### What you need to do
Extend the text below about mail coaches and Christmas cards, picking up after its last sentence.

### Reading text
>>>>>

By Dickensian times, the Mail Coach was obsolescent and may have been viewed with rose-tinted specs. The new-fangled fire-belching railway locomotives were a hellish new thing - Dickens himself had a close-escape from an early rail atrocity.

Yet for De Quincey, the English Mail Coach was an object of horror. His meditations and mental fugues on the subject of Mail Coach RTAs are horrid and haunting and can be found in most collections of his essays. :omg:
 
Ah, but cards aren't meant to represent what Christmas actually is, they are meant to represent what we wish Christmas would be. I've got a card with a red squirrel sitting watching horse riders go by. Never seen a red squirrel within 100 miles of my house, but I'd like to. Cards that represented reality would be full of children crying and arguing, red-faced Mum in the kitchen standing over a bubbling saucepan and Dad with a bin liner full of cast off wrapping paper, trying to squeeze it into an overfull bin.

<<<<<

### Dataset section
>>>>>

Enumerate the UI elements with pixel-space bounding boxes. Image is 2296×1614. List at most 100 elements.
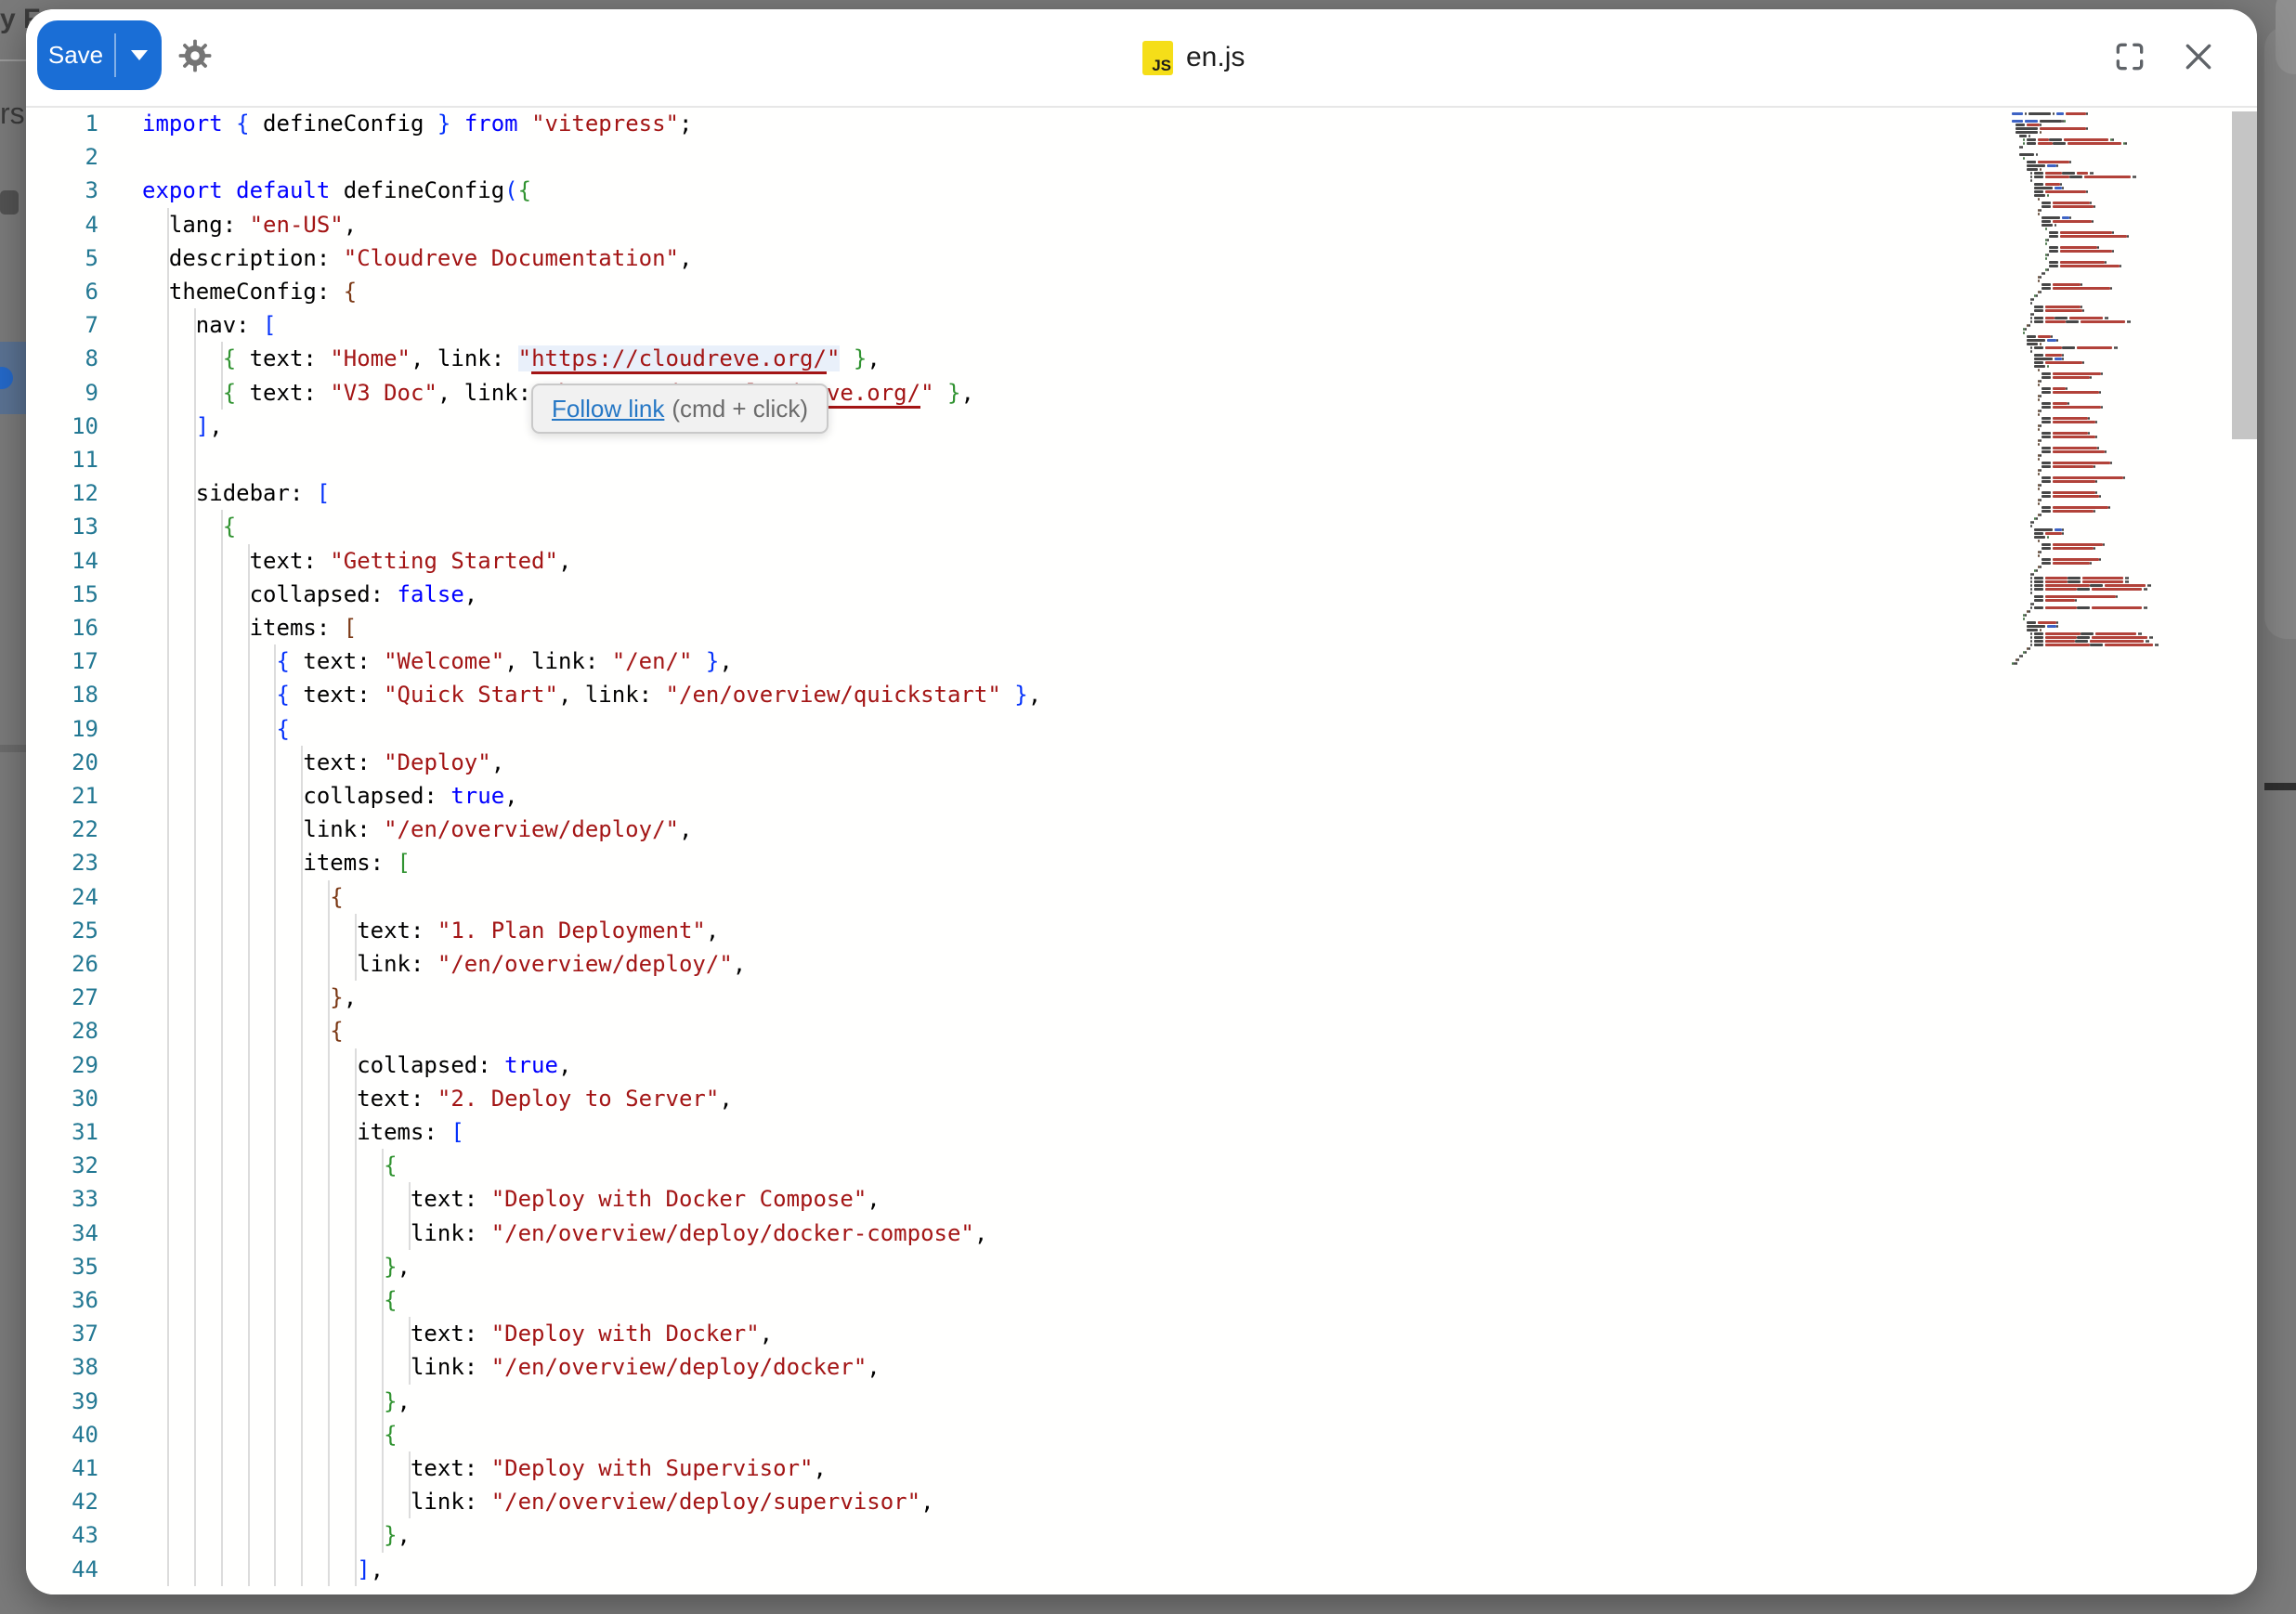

<<<<<

### Written answer
Not very picturesque.
What would have been available if Carl Giles had marketed Christmas cards...
 
In the early hours today I got up and glanced in passing at a mirror. There were tiny bits of glitter stuck to my face.

I noticed they were all flat and angular, hmmm, could it be from when I was cutting out that shiny fabric in my bedroom? I've probably swallowed some.
Trying to resist the urge to say something about you not giving a shiny shit....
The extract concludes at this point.